**** INPUT MATERIAL ****
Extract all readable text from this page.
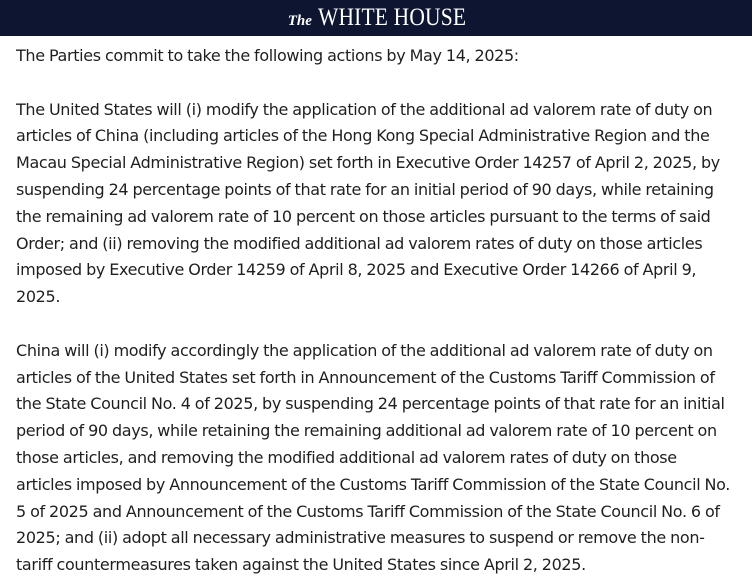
The WHITE HOUSE

The Parties commit to take the following actions by May 14, 2025:

The United States will (i) modify the application of the additional ad valorem rate of duty on articles of China (including articles of the Hong Kong Special Administrative Region and the Macau Special Administrative Region) set forth in Executive Order 14257 of April 2, 2025, by suspending 24 percentage points of that rate for an initial period of 90 days, while retaining the remaining ad valorem rate of 10 percent on those articles pursuant to the terms of said Order; and (ii) removing the modified additional ad valorem rates of duty on those articles imposed by Executive Order 14259 of April 8, 2025 and Executive Order 14266 of April 9, 2025.

China will (i) modify accordingly the application of the additional ad valorem rate of duty on articles of the United States set forth in Announcement of the Customs Tariff Commission of the State Council No. 4 of 2025, by suspending 24 percentage points of that rate for an initial period of 90 days, while retaining the remaining additional ad valorem rate of 10 percent on those articles, and removing the modified additional ad valorem rates of duty on those articles imposed by Announcement of the Customs Tariff Commission of the State Council No. 5 of 2025 and Announcement of the Customs Tariff Commission of the State Council No. 6 of 2025; and (ii) adopt all necessary administrative measures to suspend or remove the non-tariff countermeasures taken against the United States since April 2, 2025.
****
| DIRECTIVE |
Write the records out once more, exactly as they appear, with no pictures.

| ANSWER TO THIS TASK |
Extract all readable text from this page.
The WHITE HOUSE

The Parties commit to take the following actions by May 14, 2025:

The United States will (i) modify the application of the additional ad valorem rate of duty on articles of China (including articles of the Hong Kong Special Administrative Region and the Macau Special Administrative Region) set forth in Executive Order 14257 of April 2, 2025, by suspending 24 percentage points of that rate for an initial period of 90 days, while retaining the remaining ad valorem rate of 10 percent on those articles pursuant to the terms of said Order; and (ii) removing the modified additional ad valorem rates of duty on those articles imposed by Executive Order 14259 of April 8, 2025 and Executive Order 14266 of April 9, 2025.

China will (i) modify accordingly the application of the additional ad valorem rate of duty on articles of the United States set forth in Announcement of the Customs Tariff Commission of the State Council No. 4 of 2025, by suspending 24 percentage points of that rate for an initial period of 90 days, while retaining the remaining additional ad valorem rate of 10 percent on those articles, and removing the modified additional ad valorem rates of duty on those articles imposed by Announcement of the Customs Tariff Commission of the State Council No. 5 of 2025 and Announcement of the Customs Tariff Commission of the State Council No. 6 of 2025; and (ii) adopt all necessary administrative measures to suspend or remove the non-tariff countermeasures taken against the United States since April 2, 2025.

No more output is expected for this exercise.